What you will do
Go through the data below and gather each line containing "Period".

Supplied information
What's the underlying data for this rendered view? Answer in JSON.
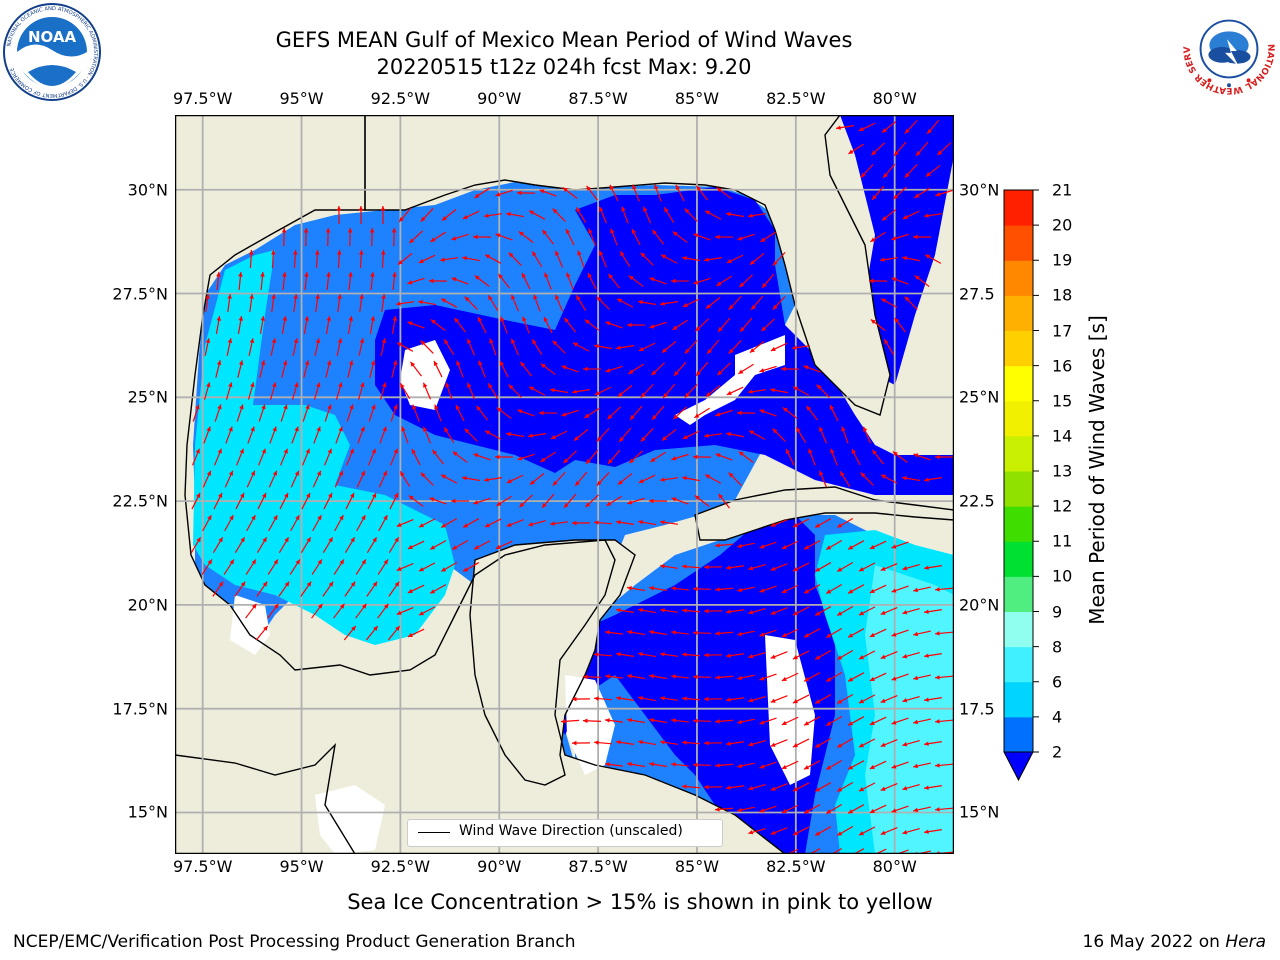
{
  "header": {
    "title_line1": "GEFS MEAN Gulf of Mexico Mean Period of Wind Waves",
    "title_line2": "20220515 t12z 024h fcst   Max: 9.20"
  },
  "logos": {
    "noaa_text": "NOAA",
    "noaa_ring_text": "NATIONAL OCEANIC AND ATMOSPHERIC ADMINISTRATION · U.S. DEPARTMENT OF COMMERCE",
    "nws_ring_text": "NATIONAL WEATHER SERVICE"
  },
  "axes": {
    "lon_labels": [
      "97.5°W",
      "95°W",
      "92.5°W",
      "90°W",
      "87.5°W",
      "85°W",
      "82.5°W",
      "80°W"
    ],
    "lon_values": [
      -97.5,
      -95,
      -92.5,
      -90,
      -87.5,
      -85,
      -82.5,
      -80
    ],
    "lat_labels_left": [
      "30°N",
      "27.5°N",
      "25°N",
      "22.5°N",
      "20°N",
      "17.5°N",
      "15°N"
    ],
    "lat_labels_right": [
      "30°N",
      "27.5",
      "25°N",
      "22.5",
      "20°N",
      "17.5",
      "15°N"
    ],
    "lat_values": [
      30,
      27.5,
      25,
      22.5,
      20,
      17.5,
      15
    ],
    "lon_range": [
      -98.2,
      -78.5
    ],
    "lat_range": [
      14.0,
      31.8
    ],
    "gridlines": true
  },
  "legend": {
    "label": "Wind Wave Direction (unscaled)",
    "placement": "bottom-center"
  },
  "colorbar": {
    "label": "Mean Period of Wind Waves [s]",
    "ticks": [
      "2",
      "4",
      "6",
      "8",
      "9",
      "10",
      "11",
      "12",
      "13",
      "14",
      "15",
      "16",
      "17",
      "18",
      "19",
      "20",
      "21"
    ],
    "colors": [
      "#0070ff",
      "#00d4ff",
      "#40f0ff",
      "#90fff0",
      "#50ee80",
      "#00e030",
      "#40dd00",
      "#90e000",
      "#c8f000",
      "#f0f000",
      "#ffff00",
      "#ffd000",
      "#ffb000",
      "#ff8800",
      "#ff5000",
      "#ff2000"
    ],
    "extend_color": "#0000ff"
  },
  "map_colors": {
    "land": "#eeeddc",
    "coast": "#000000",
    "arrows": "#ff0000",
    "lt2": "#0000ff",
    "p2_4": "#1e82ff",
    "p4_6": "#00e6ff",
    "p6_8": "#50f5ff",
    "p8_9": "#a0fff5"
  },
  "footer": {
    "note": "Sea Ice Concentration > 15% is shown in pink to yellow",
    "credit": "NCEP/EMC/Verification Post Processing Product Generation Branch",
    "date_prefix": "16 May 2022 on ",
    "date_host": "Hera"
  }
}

Complete answer
    "title_line1": "GEFS MEAN Gulf of Mexico Mean Period of Wind Waves",
    "label": "Mean Period of Wind Waves [s]",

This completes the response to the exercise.